INSTRUCTIONS FOR THE TASK:
Copy out all of the data below with no alterations.
start INFORMATION GIVEN
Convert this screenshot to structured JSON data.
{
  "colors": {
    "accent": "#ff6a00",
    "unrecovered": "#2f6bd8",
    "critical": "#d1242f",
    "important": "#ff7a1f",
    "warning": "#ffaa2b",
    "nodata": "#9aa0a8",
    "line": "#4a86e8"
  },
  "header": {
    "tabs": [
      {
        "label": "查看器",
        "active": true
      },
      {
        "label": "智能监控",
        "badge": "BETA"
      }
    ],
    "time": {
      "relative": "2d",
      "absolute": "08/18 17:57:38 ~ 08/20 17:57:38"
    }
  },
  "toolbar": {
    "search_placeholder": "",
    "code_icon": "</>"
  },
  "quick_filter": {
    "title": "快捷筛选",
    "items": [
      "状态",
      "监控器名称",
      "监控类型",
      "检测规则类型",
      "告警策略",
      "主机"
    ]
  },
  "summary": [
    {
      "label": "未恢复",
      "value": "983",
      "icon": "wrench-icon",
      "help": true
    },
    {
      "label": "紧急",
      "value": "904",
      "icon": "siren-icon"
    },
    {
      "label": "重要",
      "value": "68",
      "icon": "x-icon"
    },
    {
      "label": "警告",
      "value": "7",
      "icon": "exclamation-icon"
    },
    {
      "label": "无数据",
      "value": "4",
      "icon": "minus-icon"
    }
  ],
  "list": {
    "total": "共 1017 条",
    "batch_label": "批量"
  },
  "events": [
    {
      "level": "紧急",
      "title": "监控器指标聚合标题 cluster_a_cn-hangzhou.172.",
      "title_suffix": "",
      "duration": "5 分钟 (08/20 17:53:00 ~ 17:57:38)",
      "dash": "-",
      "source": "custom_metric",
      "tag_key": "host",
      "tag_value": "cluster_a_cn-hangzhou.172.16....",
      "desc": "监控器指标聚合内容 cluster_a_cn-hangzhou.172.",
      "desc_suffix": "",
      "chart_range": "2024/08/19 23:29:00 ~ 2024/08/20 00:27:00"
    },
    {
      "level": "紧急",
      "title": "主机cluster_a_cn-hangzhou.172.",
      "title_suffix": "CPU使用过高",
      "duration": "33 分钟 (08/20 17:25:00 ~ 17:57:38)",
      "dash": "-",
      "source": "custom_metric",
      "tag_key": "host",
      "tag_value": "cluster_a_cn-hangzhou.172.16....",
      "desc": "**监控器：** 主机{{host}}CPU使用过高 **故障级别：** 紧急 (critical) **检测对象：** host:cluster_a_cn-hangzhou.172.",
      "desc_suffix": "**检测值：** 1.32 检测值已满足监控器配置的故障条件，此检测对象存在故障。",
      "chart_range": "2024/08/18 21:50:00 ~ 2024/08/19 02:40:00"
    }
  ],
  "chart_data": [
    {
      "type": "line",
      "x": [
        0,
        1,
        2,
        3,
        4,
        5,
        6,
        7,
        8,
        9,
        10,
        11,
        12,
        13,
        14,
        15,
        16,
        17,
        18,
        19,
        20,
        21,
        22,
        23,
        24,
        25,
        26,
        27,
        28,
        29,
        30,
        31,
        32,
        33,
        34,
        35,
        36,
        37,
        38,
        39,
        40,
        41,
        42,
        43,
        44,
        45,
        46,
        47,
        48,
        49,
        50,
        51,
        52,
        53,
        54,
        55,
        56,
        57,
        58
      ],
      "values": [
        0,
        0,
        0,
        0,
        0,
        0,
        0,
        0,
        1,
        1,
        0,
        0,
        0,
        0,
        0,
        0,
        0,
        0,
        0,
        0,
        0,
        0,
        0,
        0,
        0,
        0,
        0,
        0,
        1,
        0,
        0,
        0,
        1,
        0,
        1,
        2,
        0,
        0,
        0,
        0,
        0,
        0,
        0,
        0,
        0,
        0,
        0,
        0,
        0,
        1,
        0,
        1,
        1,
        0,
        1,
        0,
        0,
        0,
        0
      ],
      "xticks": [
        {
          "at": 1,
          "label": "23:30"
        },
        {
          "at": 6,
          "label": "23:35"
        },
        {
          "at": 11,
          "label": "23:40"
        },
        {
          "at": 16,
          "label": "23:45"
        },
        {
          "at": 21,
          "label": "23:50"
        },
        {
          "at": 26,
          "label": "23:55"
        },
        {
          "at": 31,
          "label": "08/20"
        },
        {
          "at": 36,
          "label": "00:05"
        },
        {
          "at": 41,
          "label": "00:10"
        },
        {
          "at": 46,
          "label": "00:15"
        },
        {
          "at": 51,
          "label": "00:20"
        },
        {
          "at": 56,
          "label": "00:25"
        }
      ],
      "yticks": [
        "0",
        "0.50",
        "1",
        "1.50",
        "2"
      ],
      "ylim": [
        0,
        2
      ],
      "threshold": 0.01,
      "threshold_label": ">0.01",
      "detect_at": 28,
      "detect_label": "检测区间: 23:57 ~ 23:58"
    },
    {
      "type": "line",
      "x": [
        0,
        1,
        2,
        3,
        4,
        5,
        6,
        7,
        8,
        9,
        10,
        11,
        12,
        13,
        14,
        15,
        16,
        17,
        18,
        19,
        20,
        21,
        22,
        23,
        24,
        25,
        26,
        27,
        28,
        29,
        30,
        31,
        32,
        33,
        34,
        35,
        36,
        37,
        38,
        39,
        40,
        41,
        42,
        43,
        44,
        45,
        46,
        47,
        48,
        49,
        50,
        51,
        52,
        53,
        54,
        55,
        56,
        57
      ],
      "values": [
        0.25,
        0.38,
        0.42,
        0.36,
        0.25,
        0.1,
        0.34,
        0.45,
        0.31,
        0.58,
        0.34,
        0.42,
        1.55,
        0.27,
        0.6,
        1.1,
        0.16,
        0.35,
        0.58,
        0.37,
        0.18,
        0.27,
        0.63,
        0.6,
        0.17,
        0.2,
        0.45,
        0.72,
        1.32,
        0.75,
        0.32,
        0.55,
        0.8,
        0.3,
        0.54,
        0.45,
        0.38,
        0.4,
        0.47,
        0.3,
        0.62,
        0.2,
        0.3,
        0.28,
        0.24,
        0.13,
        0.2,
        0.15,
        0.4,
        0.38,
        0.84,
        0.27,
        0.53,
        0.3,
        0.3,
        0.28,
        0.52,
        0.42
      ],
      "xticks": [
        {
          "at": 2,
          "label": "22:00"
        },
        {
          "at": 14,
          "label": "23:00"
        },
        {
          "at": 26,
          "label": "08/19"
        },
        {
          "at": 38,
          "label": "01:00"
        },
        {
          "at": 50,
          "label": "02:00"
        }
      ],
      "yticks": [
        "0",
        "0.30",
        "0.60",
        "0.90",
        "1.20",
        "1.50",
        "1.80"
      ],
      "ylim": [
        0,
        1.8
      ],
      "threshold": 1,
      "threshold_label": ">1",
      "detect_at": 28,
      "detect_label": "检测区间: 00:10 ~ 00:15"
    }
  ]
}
end INFORMATION GIVEN
ANSWER TO THE TASK:
Convert this screenshot to structured JSON data.
{
  "colors": {
    "accent": "#ff6a00",
    "unrecovered": "#2f6bd8",
    "critical": "#d1242f",
    "important": "#ff7a1f",
    "warning": "#ffaa2b",
    "nodata": "#9aa0a8",
    "line": "#4a86e8"
  },
  "header": {
    "tabs": [
      {
        "label": "查看器",
        "active": true
      },
      {
        "label": "智能监控",
        "badge": "BETA"
      }
    ],
    "time": {
      "relative": "2d",
      "absolute": "08/18 17:57:38 ~ 08/20 17:57:38"
    }
  },
  "toolbar": {
    "search_placeholder": "",
    "code_icon": "</>"
  },
  "quick_filter": {
    "title": "快捷筛选",
    "items": [
      "状态",
      "监控器名称",
      "监控类型",
      "检测规则类型",
      "告警策略",
      "主机"
    ]
  },
  "summary": [
    {
      "label": "未恢复",
      "value": "983",
      "icon": "wrench-icon",
      "help": true
    },
    {
      "label": "紧急",
      "value": "904",
      "icon": "siren-icon"
    },
    {
      "label": "重要",
      "value": "68",
      "icon": "x-icon"
    },
    {
      "label": "警告",
      "value": "7",
      "icon": "exclamation-icon"
    },
    {
      "label": "无数据",
      "value": "4",
      "icon": "minus-icon"
    }
  ],
  "list": {
    "total": "共 1017 条",
    "batch_label": "批量"
  },
  "events": [
    {
      "level": "紧急",
      "title": "监控器指标聚合标题 cluster_a_cn-hangzhou.172.",
      "title_suffix": "",
      "duration": "5 分钟 (08/20 17:53:00 ~ 17:57:38)",
      "dash": "-",
      "source": "custom_metric",
      "tag_key": "host",
      "tag_value": "cluster_a_cn-hangzhou.172.16....",
      "desc": "监控器指标聚合内容 cluster_a_cn-hangzhou.172.",
      "desc_suffix": "",
      "chart_range": "2024/08/19 23:29:00 ~ 2024/08/20 00:27:00"
    },
    {
      "level": "紧急",
      "title": "主机cluster_a_cn-hangzhou.172.",
      "title_suffix": "CPU使用过高",
      "duration": "33 分钟 (08/20 17:25:00 ~ 17:57:38)",
      "dash": "-",
      "source": "custom_metric",
      "tag_key": "host",
      "tag_value": "cluster_a_cn-hangzhou.172.16....",
      "desc": "**监控器：** 主机{{host}}CPU使用过高 **故障级别：** 紧急 (critical) **检测对象：** host:cluster_a_cn-hangzhou.172.",
      "desc_suffix": "**检测值：** 1.32 检测值已满足监控器配置的故障条件，此检测对象存在故障。",
      "chart_range": "2024/08/18 21:50:00 ~ 2024/08/19 02:40:00"
    }
  ],
  "chart_data": [
    {
      "type": "line",
      "x": [
        0,
        1,
        2,
        3,
        4,
        5,
        6,
        7,
        8,
        9,
        10,
        11,
        12,
        13,
        14,
        15,
        16,
        17,
        18,
        19,
        20,
        21,
        22,
        23,
        24,
        25,
        26,
        27,
        28,
        29,
        30,
        31,
        32,
        33,
        34,
        35,
        36,
        37,
        38,
        39,
        40,
        41,
        42,
        43,
        44,
        45,
        46,
        47,
        48,
        49,
        50,
        51,
        52,
        53,
        54,
        55,
        56,
        57,
        58
      ],
      "values": [
        0,
        0,
        0,
        0,
        0,
        0,
        0,
        0,
        1,
        1,
        0,
        0,
        0,
        0,
        0,
        0,
        0,
        0,
        0,
        0,
        0,
        0,
        0,
        0,
        0,
        0,
        0,
        0,
        1,
        0,
        0,
        0,
        1,
        0,
        1,
        2,
        0,
        0,
        0,
        0,
        0,
        0,
        0,
        0,
        0,
        0,
        0,
        0,
        0,
        1,
        0,
        1,
        1,
        0,
        1,
        0,
        0,
        0,
        0
      ],
      "xticks": [
        {
          "at": 1,
          "label": "23:30"
        },
        {
          "at": 6,
          "label": "23:35"
        },
        {
          "at": 11,
          "label": "23:40"
        },
        {
          "at": 16,
          "label": "23:45"
        },
        {
          "at": 21,
          "label": "23:50"
        },
        {
          "at": 26,
          "label": "23:55"
        },
        {
          "at": 31,
          "label": "08/20"
        },
        {
          "at": 36,
          "label": "00:05"
        },
        {
          "at": 41,
          "label": "00:10"
        },
        {
          "at": 46,
          "label": "00:15"
        },
        {
          "at": 51,
          "label": "00:20"
        },
        {
          "at": 56,
          "label": "00:25"
        }
      ],
      "yticks": [
        "0",
        "0.50",
        "1",
        "1.50",
        "2"
      ],
      "ylim": [
        0,
        2
      ],
      "threshold": 0.01,
      "threshold_label": ">0.01",
      "detect_at": 28,
      "detect_label": "检测区间: 23:57 ~ 23:58"
    },
    {
      "type": "line",
      "x": [
        0,
        1,
        2,
        3,
        4,
        5,
        6,
        7,
        8,
        9,
        10,
        11,
        12,
        13,
        14,
        15,
        16,
        17,
        18,
        19,
        20,
        21,
        22,
        23,
        24,
        25,
        26,
        27,
        28,
        29,
        30,
        31,
        32,
        33,
        34,
        35,
        36,
        37,
        38,
        39,
        40,
        41,
        42,
        43,
        44,
        45,
        46,
        47,
        48,
        49,
        50,
        51,
        52,
        53,
        54,
        55,
        56,
        57
      ],
      "values": [
        0.25,
        0.38,
        0.42,
        0.36,
        0.25,
        0.1,
        0.34,
        0.45,
        0.31,
        0.58,
        0.34,
        0.42,
        1.55,
        0.27,
        0.6,
        1.1,
        0.16,
        0.35,
        0.58,
        0.37,
        0.18,
        0.27,
        0.63,
        0.6,
        0.17,
        0.2,
        0.45,
        0.72,
        1.32,
        0.75,
        0.32,
        0.55,
        0.8,
        0.3,
        0.54,
        0.45,
        0.38,
        0.4,
        0.47,
        0.3,
        0.62,
        0.2,
        0.3,
        0.28,
        0.24,
        0.13,
        0.2,
        0.15,
        0.4,
        0.38,
        0.84,
        0.27,
        0.53,
        0.3,
        0.3,
        0.28,
        0.52,
        0.42
      ],
      "xticks": [
        {
          "at": 2,
          "label": "22:00"
        },
        {
          "at": 14,
          "label": "23:00"
        },
        {
          "at": 26,
          "label": "08/19"
        },
        {
          "at": 38,
          "label": "01:00"
        },
        {
          "at": 50,
          "label": "02:00"
        }
      ],
      "yticks": [
        "0",
        "0.30",
        "0.60",
        "0.90",
        "1.20",
        "1.50",
        "1.80"
      ],
      "ylim": [
        0,
        1.8
      ],
      "threshold": 1,
      "threshold_label": ">1",
      "detect_at": 28,
      "detect_label": "检测区间: 00:10 ~ 00:15"
    }
  ]
}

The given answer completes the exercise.